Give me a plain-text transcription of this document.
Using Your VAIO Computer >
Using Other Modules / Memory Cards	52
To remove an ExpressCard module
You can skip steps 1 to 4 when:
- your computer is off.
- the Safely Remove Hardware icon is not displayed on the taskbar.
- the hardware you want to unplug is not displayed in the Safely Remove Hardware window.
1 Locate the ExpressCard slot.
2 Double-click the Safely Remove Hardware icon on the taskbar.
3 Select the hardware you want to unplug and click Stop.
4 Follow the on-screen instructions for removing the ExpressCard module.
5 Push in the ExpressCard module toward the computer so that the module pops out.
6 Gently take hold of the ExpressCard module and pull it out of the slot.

*What is needed:* Reproduce all of the records exactly.

*Solution to the problem:*
Give me a plain-text transcription of this document.
Using Your VAIO Computer >
Using Other Modules / Memory Cards	52
To remove an ExpressCard module
You can skip steps 1 to 4 when:
- your computer is off.
- the Safely Remove Hardware icon is not displayed on the taskbar.
- the hardware you want to unplug is not displayed in the Safely Remove Hardware window.
1 Locate the ExpressCard slot.
2 Double-click the Safely Remove Hardware icon on the taskbar.
3 Select the hardware you want to unplug and click Stop.
4 Follow the on-screen instructions for removing the ExpressCard module.
5 Push in the ExpressCard module toward the computer so that the module pops out.
6 Gently take hold of the ExpressCard module and pull it out of the slot.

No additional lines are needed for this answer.